[Figure data in JSON]

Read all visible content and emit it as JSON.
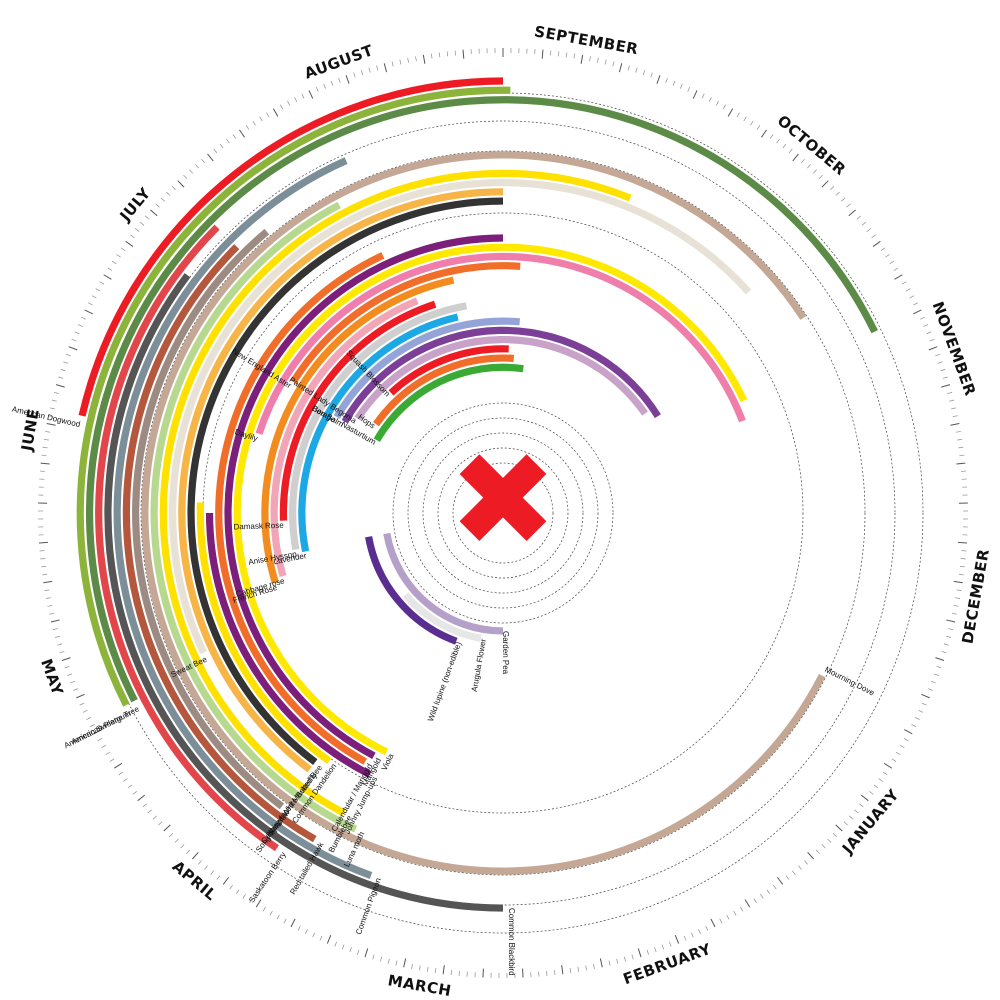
{
  "chart_data": {
    "type": "radial-timeline",
    "months": [
      "SEPTEMBER",
      "OCTOBER",
      "NOVEMBER",
      "DECEMBER",
      "JANUARY",
      "FEBRUARY",
      "MARCH",
      "APRIL",
      "MAY",
      "JUNE",
      "JULY",
      "AUGUST"
    ],
    "center_marker": "✖",
    "center_marker_color": "#ED1C24",
    "series": [
      {
        "name": "American Dogwood",
        "start": -77,
        "end": 0,
        "color": "#ED1C24"
      },
      {
        "name": "American Sweetgum",
        "start": -117,
        "end": 1,
        "color": "#8DB43A"
      },
      {
        "name": "American Plane Tree",
        "start": -117,
        "end": 64,
        "color": "#5C8A47"
      },
      {
        "name": "Saskatoon Berry",
        "start": -146,
        "end": -45,
        "color": "#E2454A"
      },
      {
        "name": "Common Blackbird",
        "start": -180,
        "end": -53,
        "color": "#555555"
      },
      {
        "name": "Common Pigeon",
        "start": -160,
        "end": -24,
        "color": "#7C8E98"
      },
      {
        "name": "Red-tailed Hawk",
        "start": -150,
        "end": -45,
        "color": "#B5573C"
      },
      {
        "name": "Song Sparrow",
        "start": -143,
        "end": -40,
        "color": "#9C8B82"
      },
      {
        "name": "Mourning Dove",
        "start": -243,
        "end": 57,
        "color": "#C4A895"
      },
      {
        "name": "Luna moth",
        "start": -155,
        "end": -28,
        "color": "#B7D88F"
      },
      {
        "name": "Bumblebee",
        "start": -152,
        "end": 22,
        "color": "#FFE100"
      },
      {
        "name": "Sweat Bee",
        "start": -115,
        "end": 48,
        "color": "#E8E1D6"
      },
      {
        "name": "Cabbage White Butterfly",
        "start": -143,
        "end": 0,
        "color": "#F7B447"
      },
      {
        "name": "Hairy-faced Masked Bee",
        "start": -143,
        "end": 0,
        "color": "#333333"
      },
      {
        "name": "Common Dandelion",
        "start": -145,
        "end": -88,
        "color": "#FFE100"
      },
      {
        "name": "Johnny Jump-ups",
        "start": -153,
        "end": -90,
        "color": "#7B1F7A"
      },
      {
        "name": "Calendular / Marigold",
        "start": -151,
        "end": -25,
        "color": "#F06E29"
      },
      {
        "name": "Marigold",
        "start": -152,
        "end": 0,
        "color": "#7B1F7A"
      },
      {
        "name": "Viola",
        "start": -154,
        "end": 65,
        "color": "#FFE900"
      },
      {
        "name": "Daylily",
        "start": -72,
        "end": 69,
        "color": "#EF7EAB"
      },
      {
        "name": "New England Aster",
        "start": -58,
        "end": 4,
        "color": "#F06E29"
      },
      {
        "name": "French Rose",
        "start": -107,
        "end": -12,
        "color": "#F28C1E"
      },
      {
        "name": "Cabbage rose",
        "start": -106,
        "end": -22,
        "color": "#F3A5B8"
      },
      {
        "name": "Damask Rose",
        "start": -92,
        "end": -18,
        "color": "#ED1C24"
      },
      {
        "name": "Anise Hyssop",
        "start": -100,
        "end": -10,
        "color": "#CFCFCF"
      },
      {
        "name": "Lavender",
        "start": -101,
        "end": -13,
        "color": "#1CA8E4"
      },
      {
        "name": "Borage",
        "start": -60,
        "end": 5,
        "color": "#94A4D8"
      },
      {
        "name": "Bee Balm",
        "start": -60,
        "end": 58,
        "color": "#7B3F98"
      },
      {
        "name": "Painted Lady Begonia",
        "start": -57,
        "end": 55,
        "color": "#C8A2C8"
      },
      {
        "name": "Squash Blossom",
        "start": -43,
        "end": 2,
        "color": "#ED1C24"
      },
      {
        "name": "Hops",
        "start": -55,
        "end": 4,
        "color": "#F06E29"
      },
      {
        "name": "Nasturtium",
        "start": -60,
        "end": 8,
        "color": "#3AAA35"
      },
      {
        "name": "Wild lupine (non-edible)",
        "start": -160,
        "end": -100,
        "color": "#5A2D91"
      },
      {
        "name": "Arugula Flower",
        "start": -170,
        "end": -130,
        "color": "#E6E6E6"
      },
      {
        "name": "Garden Pea",
        "start": -180,
        "end": -100,
        "color": "#B4A0C8"
      }
    ]
  }
}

WORK INSTRUCTIONS: Leave out every line without the string "Cabbage" and copy the rest.

RESPONSE TO THE EXERCISE:
        "name": "Cabbage White Butterfly",
        "name": "Cabbage rose",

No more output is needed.